[Start DATASET ENTRIES]

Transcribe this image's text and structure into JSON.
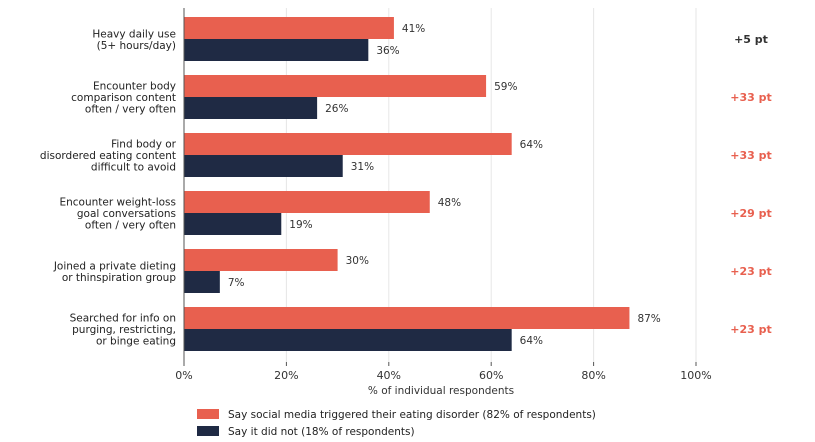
{
  "chart_data": {
    "type": "bar",
    "orientation": "horizontal",
    "categories": [
      [
        "Heavy daily use",
        "(5+ hours/day)"
      ],
      [
        "Encounter body",
        "comparison content",
        "often / very often"
      ],
      [
        "Find body or",
        "disordered eating content",
        "difficult to avoid"
      ],
      [
        "Encounter weight-loss",
        "goal conversations",
        "often / very often"
      ],
      [
        "Joined a private dieting",
        "or thinspiration group"
      ],
      [
        "Searched for info on",
        "purging, restricting,",
        "or binge eating"
      ]
    ],
    "series": [
      {
        "name": "Say social media triggered their eating disorder (82% of respondents)",
        "color": "#e8604f",
        "values": [
          41,
          59,
          64,
          48,
          30,
          87
        ],
        "labels": [
          "41%",
          "59%",
          "64%",
          "48%",
          "30%",
          "87%"
        ]
      },
      {
        "name": "Say it did not (18% of respondents)",
        "color": "#1f2a44",
        "values": [
          36,
          26,
          31,
          19,
          7,
          64
        ],
        "labels": [
          "36%",
          "26%",
          "31%",
          "19%",
          "7%",
          "64%"
        ]
      }
    ],
    "differences": [
      {
        "label": "+5 pt",
        "color": "#333333"
      },
      {
        "label": "+33 pt",
        "color": "#e8604f"
      },
      {
        "label": "+33 pt",
        "color": "#e8604f"
      },
      {
        "label": "+29 pt",
        "color": "#e8604f"
      },
      {
        "label": "+23 pt",
        "color": "#e8604f"
      },
      {
        "label": "+23 pt",
        "color": "#e8604f"
      }
    ],
    "xlabel": "% of individual respondents",
    "xlim": [
      0,
      100
    ],
    "xticks": [
      0,
      20,
      40,
      60,
      80,
      100
    ],
    "xtick_labels": [
      "0%",
      "20%",
      "40%",
      "60%",
      "80%",
      "100%"
    ],
    "grid": true,
    "legend_position": "bottom"
  }
}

[End DATASET ENTRIES]

**WHAT THE TASK REQUIRES:** Transcribe the entries above verbatim, omitting their pictures.

**OUTPUT FOR THIS TASK:**
Transcribe this image's text and structure into JSON.
{
  "chart_data": {
    "type": "bar",
    "orientation": "horizontal",
    "categories": [
      [
        "Heavy daily use",
        "(5+ hours/day)"
      ],
      [
        "Encounter body",
        "comparison content",
        "often / very often"
      ],
      [
        "Find body or",
        "disordered eating content",
        "difficult to avoid"
      ],
      [
        "Encounter weight-loss",
        "goal conversations",
        "often / very often"
      ],
      [
        "Joined a private dieting",
        "or thinspiration group"
      ],
      [
        "Searched for info on",
        "purging, restricting,",
        "or binge eating"
      ]
    ],
    "series": [
      {
        "name": "Say social media triggered their eating disorder (82% of respondents)",
        "color": "#e8604f",
        "values": [
          41,
          59,
          64,
          48,
          30,
          87
        ],
        "labels": [
          "41%",
          "59%",
          "64%",
          "48%",
          "30%",
          "87%"
        ]
      },
      {
        "name": "Say it did not (18% of respondents)",
        "color": "#1f2a44",
        "values": [
          36,
          26,
          31,
          19,
          7,
          64
        ],
        "labels": [
          "36%",
          "26%",
          "31%",
          "19%",
          "7%",
          "64%"
        ]
      }
    ],
    "differences": [
      {
        "label": "+5 pt",
        "color": "#333333"
      },
      {
        "label": "+33 pt",
        "color": "#e8604f"
      },
      {
        "label": "+33 pt",
        "color": "#e8604f"
      },
      {
        "label": "+29 pt",
        "color": "#e8604f"
      },
      {
        "label": "+23 pt",
        "color": "#e8604f"
      },
      {
        "label": "+23 pt",
        "color": "#e8604f"
      }
    ],
    "xlabel": "% of individual respondents",
    "xlim": [
      0,
      100
    ],
    "xticks": [
      0,
      20,
      40,
      60,
      80,
      100
    ],
    "xtick_labels": [
      "0%",
      "20%",
      "40%",
      "60%",
      "80%",
      "100%"
    ],
    "grid": true,
    "legend_position": "bottom"
  }
}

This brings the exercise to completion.